__SET PROBLEM__: Please copy out the entries from the line containing "piece-black-pawn-h7[interactable]: ♟ [276, 63, 297, 86]" through the line containing "piece-black-pawn-e7[interactable]: ♟ [186, 63, 207, 86]", inclusive, reproducing each line character for character.

__PROVIDED RECORDS__:
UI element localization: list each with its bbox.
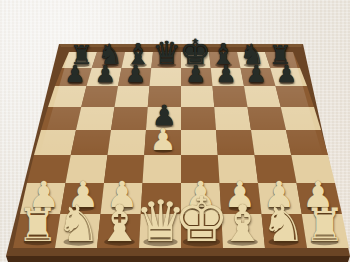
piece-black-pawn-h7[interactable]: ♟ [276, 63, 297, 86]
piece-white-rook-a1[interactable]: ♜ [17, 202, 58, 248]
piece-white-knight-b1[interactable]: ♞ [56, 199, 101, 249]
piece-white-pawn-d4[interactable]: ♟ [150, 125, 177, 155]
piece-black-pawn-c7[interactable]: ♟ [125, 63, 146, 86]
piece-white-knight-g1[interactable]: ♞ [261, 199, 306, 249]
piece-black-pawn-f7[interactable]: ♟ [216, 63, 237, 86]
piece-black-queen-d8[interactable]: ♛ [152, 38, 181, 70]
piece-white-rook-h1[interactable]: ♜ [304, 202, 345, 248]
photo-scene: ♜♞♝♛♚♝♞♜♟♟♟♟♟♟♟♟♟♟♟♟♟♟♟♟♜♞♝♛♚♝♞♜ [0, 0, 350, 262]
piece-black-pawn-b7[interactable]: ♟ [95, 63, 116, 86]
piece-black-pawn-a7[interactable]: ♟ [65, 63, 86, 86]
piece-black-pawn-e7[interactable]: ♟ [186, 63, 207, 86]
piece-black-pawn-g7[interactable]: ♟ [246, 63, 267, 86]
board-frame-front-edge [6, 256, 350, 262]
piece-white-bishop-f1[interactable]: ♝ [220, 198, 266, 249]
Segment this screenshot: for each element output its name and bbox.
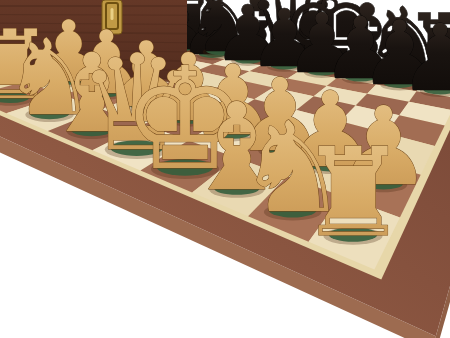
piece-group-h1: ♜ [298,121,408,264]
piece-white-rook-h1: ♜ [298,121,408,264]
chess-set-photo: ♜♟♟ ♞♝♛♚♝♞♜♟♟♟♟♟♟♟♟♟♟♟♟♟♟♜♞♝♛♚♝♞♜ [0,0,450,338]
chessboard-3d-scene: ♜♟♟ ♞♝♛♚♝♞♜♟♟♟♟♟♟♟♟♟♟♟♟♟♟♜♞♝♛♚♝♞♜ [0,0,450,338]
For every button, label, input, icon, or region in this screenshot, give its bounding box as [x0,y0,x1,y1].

__SOLUTION FOR THIS EXERCISE__:
piece-black-pawn-h7[interactable]: ♟ [276, 63, 297, 86]
piece-white-rook-a1[interactable]: ♜ [17, 202, 58, 248]
piece-white-knight-b1[interactable]: ♞ [56, 199, 101, 249]
piece-white-pawn-d4[interactable]: ♟ [150, 125, 177, 155]
piece-black-pawn-c7[interactable]: ♟ [125, 63, 146, 86]
piece-white-knight-g1[interactable]: ♞ [261, 199, 306, 249]
piece-black-pawn-f7[interactable]: ♟ [216, 63, 237, 86]
piece-black-queen-d8[interactable]: ♛ [152, 38, 181, 70]
piece-white-rook-h1[interactable]: ♜ [304, 202, 345, 248]
photo-scene: ♜♞♝♛♚♝♞♜♟♟♟♟♟♟♟♟♟♟♟♟♟♟♟♟♜♞♝♛♚♝♞♜ [0, 0, 350, 262]
piece-black-pawn-b7[interactable]: ♟ [95, 63, 116, 86]
piece-black-pawn-a7[interactable]: ♟ [65, 63, 86, 86]
piece-black-pawn-e7[interactable]: ♟ [186, 63, 207, 86]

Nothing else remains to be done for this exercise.